* [Direction]: Print the data exactly as it is given, please.

* [Data for this task]:

^^^^^^^^

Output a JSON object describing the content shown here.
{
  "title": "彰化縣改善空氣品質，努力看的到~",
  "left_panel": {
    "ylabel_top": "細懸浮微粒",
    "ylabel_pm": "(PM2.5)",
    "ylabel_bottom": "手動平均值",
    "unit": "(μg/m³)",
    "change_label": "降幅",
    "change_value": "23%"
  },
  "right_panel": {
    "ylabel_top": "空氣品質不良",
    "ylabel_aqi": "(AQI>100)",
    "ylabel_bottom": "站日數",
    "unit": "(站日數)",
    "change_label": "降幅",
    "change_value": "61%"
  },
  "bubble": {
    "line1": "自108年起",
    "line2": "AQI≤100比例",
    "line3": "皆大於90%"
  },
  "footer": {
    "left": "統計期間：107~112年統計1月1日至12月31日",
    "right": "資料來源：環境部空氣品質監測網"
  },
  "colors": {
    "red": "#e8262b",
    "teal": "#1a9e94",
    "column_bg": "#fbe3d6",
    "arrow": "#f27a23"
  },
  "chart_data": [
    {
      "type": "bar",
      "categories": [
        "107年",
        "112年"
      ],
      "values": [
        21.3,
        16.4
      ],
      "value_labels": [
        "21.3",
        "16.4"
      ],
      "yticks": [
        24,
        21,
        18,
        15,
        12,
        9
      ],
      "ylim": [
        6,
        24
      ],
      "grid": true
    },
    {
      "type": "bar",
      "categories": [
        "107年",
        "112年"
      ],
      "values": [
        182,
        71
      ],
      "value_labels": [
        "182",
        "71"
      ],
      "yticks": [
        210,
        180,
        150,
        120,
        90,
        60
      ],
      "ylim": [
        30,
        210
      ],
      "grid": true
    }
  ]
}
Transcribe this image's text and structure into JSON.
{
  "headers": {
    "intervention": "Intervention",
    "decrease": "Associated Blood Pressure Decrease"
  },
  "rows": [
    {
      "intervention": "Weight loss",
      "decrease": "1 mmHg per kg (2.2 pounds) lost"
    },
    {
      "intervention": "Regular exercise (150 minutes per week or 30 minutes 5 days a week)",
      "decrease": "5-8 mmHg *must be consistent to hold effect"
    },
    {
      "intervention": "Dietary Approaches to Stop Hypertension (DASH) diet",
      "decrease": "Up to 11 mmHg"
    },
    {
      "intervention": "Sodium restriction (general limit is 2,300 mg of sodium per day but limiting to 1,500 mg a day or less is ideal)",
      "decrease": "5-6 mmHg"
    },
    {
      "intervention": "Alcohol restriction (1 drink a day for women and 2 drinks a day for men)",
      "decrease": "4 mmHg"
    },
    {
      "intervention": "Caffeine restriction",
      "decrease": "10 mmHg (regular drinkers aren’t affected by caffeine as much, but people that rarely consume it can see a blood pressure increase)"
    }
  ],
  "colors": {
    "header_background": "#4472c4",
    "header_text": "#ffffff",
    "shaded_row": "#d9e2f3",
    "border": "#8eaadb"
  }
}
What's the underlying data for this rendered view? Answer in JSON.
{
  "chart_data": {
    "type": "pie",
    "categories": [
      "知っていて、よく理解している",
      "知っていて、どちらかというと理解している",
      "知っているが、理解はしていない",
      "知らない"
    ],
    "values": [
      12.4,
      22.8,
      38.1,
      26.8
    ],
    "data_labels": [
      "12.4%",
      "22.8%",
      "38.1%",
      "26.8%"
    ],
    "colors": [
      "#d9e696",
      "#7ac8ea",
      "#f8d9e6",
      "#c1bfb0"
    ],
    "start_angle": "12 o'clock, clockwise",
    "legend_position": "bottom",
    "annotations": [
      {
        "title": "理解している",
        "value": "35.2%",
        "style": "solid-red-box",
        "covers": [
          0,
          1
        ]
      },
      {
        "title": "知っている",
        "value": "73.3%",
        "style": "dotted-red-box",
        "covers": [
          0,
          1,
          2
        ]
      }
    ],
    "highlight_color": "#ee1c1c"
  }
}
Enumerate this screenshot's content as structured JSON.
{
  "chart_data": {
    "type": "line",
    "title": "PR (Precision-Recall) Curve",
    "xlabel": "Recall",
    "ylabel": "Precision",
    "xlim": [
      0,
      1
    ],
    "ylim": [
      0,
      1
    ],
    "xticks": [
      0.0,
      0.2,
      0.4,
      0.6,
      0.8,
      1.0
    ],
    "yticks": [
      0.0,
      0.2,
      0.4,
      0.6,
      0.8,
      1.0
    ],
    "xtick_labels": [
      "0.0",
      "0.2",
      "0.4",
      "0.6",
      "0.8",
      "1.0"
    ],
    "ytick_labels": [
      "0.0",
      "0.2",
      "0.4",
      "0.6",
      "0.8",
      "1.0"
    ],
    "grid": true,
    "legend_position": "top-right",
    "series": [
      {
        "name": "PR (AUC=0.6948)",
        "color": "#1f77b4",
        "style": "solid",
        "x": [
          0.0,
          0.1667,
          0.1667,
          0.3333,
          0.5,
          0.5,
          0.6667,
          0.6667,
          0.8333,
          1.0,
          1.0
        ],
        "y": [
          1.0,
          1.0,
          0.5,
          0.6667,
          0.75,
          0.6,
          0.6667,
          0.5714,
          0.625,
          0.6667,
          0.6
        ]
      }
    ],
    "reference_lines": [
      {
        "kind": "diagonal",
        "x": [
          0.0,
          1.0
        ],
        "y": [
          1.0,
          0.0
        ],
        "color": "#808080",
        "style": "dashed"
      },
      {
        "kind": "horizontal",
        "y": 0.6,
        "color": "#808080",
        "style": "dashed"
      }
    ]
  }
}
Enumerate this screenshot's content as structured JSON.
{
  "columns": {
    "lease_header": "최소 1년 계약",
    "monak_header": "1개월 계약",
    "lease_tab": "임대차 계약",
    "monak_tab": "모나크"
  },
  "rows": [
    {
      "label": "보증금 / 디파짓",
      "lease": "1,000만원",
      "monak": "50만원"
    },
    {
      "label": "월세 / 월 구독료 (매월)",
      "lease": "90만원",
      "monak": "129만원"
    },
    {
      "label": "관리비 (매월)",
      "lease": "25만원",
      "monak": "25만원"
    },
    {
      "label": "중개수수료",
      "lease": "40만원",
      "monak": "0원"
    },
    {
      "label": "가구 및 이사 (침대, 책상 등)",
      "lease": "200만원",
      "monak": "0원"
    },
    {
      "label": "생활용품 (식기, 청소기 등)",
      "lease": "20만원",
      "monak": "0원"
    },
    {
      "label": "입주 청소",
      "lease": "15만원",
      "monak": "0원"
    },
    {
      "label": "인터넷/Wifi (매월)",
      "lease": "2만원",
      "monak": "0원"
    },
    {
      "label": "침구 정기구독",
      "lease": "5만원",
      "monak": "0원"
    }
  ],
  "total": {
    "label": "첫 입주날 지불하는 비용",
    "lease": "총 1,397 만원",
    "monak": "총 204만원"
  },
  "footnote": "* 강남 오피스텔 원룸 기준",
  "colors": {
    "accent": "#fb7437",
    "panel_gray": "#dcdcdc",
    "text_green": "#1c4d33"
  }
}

^^^^^^^^

* [Answer to this exercise]:
Output a JSON object describing the content shown here.
{
  "title": "彰化縣改善空氣品質，努力看的到~",
  "left_panel": {
    "ylabel_top": "細懸浮微粒",
    "ylabel_pm": "(PM2.5)",
    "ylabel_bottom": "手動平均值",
    "unit": "(μg/m³)",
    "change_label": "降幅",
    "change_value": "23%"
  },
  "right_panel": {
    "ylabel_top": "空氣品質不良",
    "ylabel_aqi": "(AQI>100)",
    "ylabel_bottom": "站日數",
    "unit": "(站日數)",
    "change_label": "降幅",
    "change_value": "61%"
  },
  "bubble": {
    "line1": "自108年起",
    "line2": "AQI≤100比例",
    "line3": "皆大於90%"
  },
  "footer": {
    "left": "統計期間：107~112年統計1月1日至12月31日",
    "right": "資料來源：環境部空氣品質監測網"
  },
  "colors": {
    "red": "#e8262b",
    "teal": "#1a9e94",
    "column_bg": "#fbe3d6",
    "arrow": "#f27a23"
  },
  "chart_data": [
    {
      "type": "bar",
      "categories": [
        "107年",
        "112年"
      ],
      "values": [
        21.3,
        16.4
      ],
      "value_labels": [
        "21.3",
        "16.4"
      ],
      "yticks": [
        24,
        21,
        18,
        15,
        12,
        9
      ],
      "ylim": [
        6,
        24
      ],
      "grid": true
    },
    {
      "type": "bar",
      "categories": [
        "107年",
        "112年"
      ],
      "values": [
        182,
        71
      ],
      "value_labels": [
        "182",
        "71"
      ],
      "yticks": [
        210,
        180,
        150,
        120,
        90,
        60
      ],
      "ylim": [
        30,
        210
      ],
      "grid": true
    }
  ]
}
Transcribe this image's text and structure into JSON.
{
  "headers": {
    "intervention": "Intervention",
    "decrease": "Associated Blood Pressure Decrease"
  },
  "rows": [
    {
      "intervention": "Weight loss",
      "decrease": "1 mmHg per kg (2.2 pounds) lost"
    },
    {
      "intervention": "Regular exercise (150 minutes per week or 30 minutes 5 days a week)",
      "decrease": "5-8 mmHg *must be consistent to hold effect"
    },
    {
      "intervention": "Dietary Approaches to Stop Hypertension (DASH) diet",
      "decrease": "Up to 11 mmHg"
    },
    {
      "intervention": "Sodium restriction (general limit is 2,300 mg of sodium per day but limiting to 1,500 mg a day or less is ideal)",
      "decrease": "5-6 mmHg"
    },
    {
      "intervention": "Alcohol restriction (1 drink a day for women and 2 drinks a day for men)",
      "decrease": "4 mmHg"
    },
    {
      "intervention": "Caffeine restriction",
      "decrease": "10 mmHg (regular drinkers aren’t affected by caffeine as much, but people that rarely consume it can see a blood pressure increase)"
    }
  ],
  "colors": {
    "header_background": "#4472c4",
    "header_text": "#ffffff",
    "shaded_row": "#d9e2f3",
    "border": "#8eaadb"
  }
}
What's the underlying data for this rendered view? Answer in JSON.
{
  "chart_data": {
    "type": "pie",
    "categories": [
      "知っていて、よく理解している",
      "知っていて、どちらかというと理解している",
      "知っているが、理解はしていない",
      "知らない"
    ],
    "values": [
      12.4,
      22.8,
      38.1,
      26.8
    ],
    "data_labels": [
      "12.4%",
      "22.8%",
      "38.1%",
      "26.8%"
    ],
    "colors": [
      "#d9e696",
      "#7ac8ea",
      "#f8d9e6",
      "#c1bfb0"
    ],
    "start_angle": "12 o'clock, clockwise",
    "legend_position": "bottom",
    "annotations": [
      {
        "title": "理解している",
        "value": "35.2%",
        "style": "solid-red-box",
        "covers": [
          0,
          1
        ]
      },
      {
        "title": "知っている",
        "value": "73.3%",
        "style": "dotted-red-box",
        "covers": [
          0,
          1,
          2
        ]
      }
    ],
    "highlight_color": "#ee1c1c"
  }
}
Enumerate this screenshot's content as structured JSON.
{
  "chart_data": {
    "type": "line",
    "title": "PR (Precision-Recall) Curve",
    "xlabel": "Recall",
    "ylabel": "Precision",
    "xlim": [
      0,
      1
    ],
    "ylim": [
      0,
      1
    ],
    "xticks": [
      0.0,
      0.2,
      0.4,
      0.6,
      0.8,
      1.0
    ],
    "yticks": [
      0.0,
      0.2,
      0.4,
      0.6,
      0.8,
      1.0
    ],
    "xtick_labels": [
      "0.0",
      "0.2",
      "0.4",
      "0.6",
      "0.8",
      "1.0"
    ],
    "ytick_labels": [
      "0.0",
      "0.2",
      "0.4",
      "0.6",
      "0.8",
      "1.0"
    ],
    "grid": true,
    "legend_position": "top-right",
    "series": [
      {
        "name": "PR (AUC=0.6948)",
        "color": "#1f77b4",
        "style": "solid",
        "x": [
          0.0,
          0.1667,
          0.1667,
          0.3333,
          0.5,
          0.5,
          0.6667,
          0.6667,
          0.8333,
          1.0,
          1.0
        ],
        "y": [
          1.0,
          1.0,
          0.5,
          0.6667,
          0.75,
          0.6,
          0.6667,
          0.5714,
          0.625,
          0.6667,
          0.6
        ]
      }
    ],
    "reference_lines": [
      {
        "kind": "diagonal",
        "x": [
          0.0,
          1.0
        ],
        "y": [
          1.0,
          0.0
        ],
        "color": "#808080",
        "style": "dashed"
      },
      {
        "kind": "horizontal",
        "y": 0.6,
        "color": "#808080",
        "style": "dashed"
      }
    ]
  }
}
Enumerate this screenshot's content as structured JSON.
{
  "columns": {
    "lease_header": "최소 1년 계약",
    "monak_header": "1개월 계약",
    "lease_tab": "임대차 계약",
    "monak_tab": "모나크"
  },
  "rows": [
    {
      "label": "보증금 / 디파짓",
      "lease": "1,000만원",
      "monak": "50만원"
    },
    {
      "label": "월세 / 월 구독료 (매월)",
      "lease": "90만원",
      "monak": "129만원"
    },
    {
      "label": "관리비 (매월)",
      "lease": "25만원",
      "monak": "25만원"
    },
    {
      "label": "중개수수료",
      "lease": "40만원",
      "monak": "0원"
    },
    {
      "label": "가구 및 이사 (침대, 책상 등)",
      "lease": "200만원",
      "monak": "0원"
    },
    {
      "label": "생활용품 (식기, 청소기 등)",
      "lease": "20만원",
      "monak": "0원"
    },
    {
      "label": "입주 청소",
      "lease": "15만원",
      "monak": "0원"
    },
    {
      "label": "인터넷/Wifi (매월)",
      "lease": "2만원",
      "monak": "0원"
    },
    {
      "label": "침구 정기구독",
      "lease": "5만원",
      "monak": "0원"
    }
  ],
  "total": {
    "label": "첫 입주날 지불하는 비용",
    "lease": "총 1,397 만원",
    "monak": "총 204만원"
  },
  "footnote": "* 강남 오피스텔 원룸 기준",
  "colors": {
    "accent": "#fb7437",
    "panel_gray": "#dcdcdc",
    "text_green": "#1c4d33"
  }
}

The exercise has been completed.